** start **

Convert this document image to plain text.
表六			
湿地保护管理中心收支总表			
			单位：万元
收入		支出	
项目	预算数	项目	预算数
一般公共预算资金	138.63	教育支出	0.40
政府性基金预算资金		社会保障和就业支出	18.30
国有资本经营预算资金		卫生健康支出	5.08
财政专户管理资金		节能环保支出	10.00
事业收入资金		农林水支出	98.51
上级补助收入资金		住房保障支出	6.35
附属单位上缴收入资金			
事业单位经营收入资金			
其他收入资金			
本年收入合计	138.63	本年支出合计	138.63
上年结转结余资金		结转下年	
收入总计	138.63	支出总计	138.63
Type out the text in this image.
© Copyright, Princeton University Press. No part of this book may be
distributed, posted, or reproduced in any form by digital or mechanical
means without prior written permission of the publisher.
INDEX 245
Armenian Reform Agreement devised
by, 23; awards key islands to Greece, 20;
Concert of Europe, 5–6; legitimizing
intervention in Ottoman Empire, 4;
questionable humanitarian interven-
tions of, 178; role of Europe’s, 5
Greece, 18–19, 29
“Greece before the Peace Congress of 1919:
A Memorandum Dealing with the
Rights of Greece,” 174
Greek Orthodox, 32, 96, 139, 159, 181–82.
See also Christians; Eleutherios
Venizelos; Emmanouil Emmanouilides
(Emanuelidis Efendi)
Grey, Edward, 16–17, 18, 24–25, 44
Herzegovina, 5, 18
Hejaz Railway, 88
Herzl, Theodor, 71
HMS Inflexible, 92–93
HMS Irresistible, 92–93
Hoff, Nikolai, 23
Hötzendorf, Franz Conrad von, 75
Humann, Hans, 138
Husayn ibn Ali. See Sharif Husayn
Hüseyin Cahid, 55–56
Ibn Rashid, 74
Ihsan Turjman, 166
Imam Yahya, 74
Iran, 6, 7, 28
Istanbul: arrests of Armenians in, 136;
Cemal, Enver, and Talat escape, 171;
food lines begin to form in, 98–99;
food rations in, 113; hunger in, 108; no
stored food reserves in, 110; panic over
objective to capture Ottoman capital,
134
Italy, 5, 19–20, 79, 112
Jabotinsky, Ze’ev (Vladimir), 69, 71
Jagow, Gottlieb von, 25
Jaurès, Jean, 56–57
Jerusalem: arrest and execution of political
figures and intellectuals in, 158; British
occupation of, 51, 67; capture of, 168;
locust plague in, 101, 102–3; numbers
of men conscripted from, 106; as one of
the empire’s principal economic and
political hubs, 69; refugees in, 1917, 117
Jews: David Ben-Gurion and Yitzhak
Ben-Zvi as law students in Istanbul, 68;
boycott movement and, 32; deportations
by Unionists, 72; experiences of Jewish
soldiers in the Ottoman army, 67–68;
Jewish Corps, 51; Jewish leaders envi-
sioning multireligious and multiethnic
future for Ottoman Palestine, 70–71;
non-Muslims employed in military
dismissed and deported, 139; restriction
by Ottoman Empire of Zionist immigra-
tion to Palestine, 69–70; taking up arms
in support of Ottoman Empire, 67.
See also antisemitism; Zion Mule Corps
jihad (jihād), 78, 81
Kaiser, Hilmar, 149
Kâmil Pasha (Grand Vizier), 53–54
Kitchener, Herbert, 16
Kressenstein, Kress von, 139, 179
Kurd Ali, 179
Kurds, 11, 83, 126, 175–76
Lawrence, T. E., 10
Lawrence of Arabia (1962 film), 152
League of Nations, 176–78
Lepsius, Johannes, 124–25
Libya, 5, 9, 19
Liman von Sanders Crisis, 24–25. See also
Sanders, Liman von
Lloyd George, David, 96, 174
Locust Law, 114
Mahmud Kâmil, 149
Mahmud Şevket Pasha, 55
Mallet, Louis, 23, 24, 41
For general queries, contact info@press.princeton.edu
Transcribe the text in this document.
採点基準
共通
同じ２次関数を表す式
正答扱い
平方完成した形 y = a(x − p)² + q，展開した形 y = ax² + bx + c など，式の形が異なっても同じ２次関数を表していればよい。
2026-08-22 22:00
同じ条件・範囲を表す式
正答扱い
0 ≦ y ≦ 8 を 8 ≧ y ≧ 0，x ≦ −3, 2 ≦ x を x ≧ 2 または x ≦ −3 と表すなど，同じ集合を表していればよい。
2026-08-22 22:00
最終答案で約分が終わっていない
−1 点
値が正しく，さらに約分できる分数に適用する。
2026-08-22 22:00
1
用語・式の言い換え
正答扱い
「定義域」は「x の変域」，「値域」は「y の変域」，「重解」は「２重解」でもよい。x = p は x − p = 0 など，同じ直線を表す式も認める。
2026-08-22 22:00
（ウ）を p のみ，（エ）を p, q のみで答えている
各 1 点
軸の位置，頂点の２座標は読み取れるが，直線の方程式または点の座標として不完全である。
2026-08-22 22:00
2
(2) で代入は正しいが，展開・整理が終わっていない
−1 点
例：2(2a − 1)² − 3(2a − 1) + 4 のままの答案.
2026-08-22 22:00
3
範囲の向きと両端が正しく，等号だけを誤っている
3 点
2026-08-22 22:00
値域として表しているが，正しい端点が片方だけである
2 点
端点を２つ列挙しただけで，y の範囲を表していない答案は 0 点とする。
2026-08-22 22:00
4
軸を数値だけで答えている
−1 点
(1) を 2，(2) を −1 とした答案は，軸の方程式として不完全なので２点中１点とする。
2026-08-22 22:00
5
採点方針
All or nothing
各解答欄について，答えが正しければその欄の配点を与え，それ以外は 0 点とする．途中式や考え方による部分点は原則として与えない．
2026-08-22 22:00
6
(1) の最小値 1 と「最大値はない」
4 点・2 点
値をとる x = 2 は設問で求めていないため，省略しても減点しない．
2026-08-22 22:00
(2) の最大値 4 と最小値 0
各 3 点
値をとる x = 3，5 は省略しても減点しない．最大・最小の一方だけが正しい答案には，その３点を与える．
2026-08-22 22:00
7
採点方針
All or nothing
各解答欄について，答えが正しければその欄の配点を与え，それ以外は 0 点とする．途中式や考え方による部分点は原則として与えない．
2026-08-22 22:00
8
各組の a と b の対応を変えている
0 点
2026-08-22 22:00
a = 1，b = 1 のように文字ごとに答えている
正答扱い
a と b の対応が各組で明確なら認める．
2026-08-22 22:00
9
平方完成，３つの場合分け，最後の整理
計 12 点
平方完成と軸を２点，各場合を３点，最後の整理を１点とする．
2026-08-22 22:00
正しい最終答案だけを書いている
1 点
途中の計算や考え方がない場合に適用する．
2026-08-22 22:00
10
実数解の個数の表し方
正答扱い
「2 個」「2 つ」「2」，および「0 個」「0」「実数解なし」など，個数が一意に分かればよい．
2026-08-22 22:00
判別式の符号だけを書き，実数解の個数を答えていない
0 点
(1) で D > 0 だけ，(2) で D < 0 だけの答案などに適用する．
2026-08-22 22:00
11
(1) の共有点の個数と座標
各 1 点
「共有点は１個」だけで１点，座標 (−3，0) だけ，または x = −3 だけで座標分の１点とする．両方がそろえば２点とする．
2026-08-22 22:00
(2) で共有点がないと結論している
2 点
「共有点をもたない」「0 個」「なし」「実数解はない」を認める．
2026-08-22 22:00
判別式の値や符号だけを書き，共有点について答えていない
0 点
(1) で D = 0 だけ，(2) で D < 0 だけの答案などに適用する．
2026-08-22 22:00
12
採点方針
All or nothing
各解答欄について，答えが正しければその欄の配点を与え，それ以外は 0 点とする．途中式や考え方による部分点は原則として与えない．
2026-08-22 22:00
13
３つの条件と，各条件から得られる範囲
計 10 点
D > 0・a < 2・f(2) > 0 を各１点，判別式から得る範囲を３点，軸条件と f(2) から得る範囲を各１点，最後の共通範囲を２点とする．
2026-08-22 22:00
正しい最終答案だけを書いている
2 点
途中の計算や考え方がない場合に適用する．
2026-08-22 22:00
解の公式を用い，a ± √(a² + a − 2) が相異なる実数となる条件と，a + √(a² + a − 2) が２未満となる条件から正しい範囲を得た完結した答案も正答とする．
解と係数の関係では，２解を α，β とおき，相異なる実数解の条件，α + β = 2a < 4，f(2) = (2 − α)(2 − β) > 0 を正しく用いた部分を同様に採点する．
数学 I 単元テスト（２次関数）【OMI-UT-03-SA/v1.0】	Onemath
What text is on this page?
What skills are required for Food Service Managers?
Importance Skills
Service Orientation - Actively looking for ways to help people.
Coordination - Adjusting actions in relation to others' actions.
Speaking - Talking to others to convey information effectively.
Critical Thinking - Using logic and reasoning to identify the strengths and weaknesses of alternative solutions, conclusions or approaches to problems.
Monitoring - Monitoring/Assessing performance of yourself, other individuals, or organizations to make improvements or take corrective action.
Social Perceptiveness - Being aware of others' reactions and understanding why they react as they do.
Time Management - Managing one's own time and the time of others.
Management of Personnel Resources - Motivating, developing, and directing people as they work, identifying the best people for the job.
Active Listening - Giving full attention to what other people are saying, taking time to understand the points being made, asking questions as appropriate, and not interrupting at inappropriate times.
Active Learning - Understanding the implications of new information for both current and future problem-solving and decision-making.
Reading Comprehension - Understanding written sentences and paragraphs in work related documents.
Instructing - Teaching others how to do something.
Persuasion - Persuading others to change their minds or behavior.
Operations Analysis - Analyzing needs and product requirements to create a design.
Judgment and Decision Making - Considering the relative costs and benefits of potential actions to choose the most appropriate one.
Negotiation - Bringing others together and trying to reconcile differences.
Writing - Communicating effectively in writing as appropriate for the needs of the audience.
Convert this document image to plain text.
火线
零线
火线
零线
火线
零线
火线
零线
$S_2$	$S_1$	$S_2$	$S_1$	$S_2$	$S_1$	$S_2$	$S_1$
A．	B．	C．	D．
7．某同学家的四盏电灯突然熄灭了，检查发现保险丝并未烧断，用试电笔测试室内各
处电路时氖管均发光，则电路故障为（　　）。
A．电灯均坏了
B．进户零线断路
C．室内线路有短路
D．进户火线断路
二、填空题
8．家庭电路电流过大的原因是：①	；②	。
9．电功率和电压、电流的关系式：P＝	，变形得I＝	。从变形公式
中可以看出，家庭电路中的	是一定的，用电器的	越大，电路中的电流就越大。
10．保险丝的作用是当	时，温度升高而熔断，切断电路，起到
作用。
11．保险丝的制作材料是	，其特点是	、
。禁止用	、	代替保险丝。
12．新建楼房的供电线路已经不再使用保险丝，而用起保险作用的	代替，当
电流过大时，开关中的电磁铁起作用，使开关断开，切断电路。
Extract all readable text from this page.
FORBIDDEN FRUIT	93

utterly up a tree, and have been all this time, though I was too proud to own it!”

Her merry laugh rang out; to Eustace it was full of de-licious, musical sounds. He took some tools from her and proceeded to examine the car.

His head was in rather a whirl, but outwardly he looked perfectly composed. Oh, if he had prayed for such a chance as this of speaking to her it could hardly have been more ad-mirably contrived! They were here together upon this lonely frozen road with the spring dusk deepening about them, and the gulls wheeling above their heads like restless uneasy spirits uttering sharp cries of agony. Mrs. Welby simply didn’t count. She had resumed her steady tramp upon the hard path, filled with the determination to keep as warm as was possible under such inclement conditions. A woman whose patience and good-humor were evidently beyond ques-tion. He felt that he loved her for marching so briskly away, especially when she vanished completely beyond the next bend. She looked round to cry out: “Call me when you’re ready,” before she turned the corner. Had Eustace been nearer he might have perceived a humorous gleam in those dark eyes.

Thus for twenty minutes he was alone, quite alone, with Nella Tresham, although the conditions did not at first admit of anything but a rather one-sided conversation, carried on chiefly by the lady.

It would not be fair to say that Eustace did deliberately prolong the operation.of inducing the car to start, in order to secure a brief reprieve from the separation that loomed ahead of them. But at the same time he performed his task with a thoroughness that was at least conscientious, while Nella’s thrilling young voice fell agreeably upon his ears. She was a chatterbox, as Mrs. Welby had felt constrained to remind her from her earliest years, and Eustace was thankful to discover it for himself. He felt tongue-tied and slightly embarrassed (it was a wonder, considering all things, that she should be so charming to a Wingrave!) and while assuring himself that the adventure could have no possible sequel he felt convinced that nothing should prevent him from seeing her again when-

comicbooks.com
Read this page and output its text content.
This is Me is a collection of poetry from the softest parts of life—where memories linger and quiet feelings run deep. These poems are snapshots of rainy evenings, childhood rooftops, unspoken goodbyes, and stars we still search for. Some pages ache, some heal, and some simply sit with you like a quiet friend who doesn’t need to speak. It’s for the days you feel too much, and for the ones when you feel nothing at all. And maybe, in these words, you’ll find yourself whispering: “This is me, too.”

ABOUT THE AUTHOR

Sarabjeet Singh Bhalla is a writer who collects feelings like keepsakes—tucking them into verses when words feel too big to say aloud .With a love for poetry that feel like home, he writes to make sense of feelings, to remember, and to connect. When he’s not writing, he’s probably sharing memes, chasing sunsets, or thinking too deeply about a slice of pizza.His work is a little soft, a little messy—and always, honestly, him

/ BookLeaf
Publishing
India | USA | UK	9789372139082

** end **

* Task directions
Sift through the entries and copy every line with "Istanbul".

* Output below
Istanbul: arrests of Armenians in, 136;
Ben-Zvi as law students in Istanbul, 68;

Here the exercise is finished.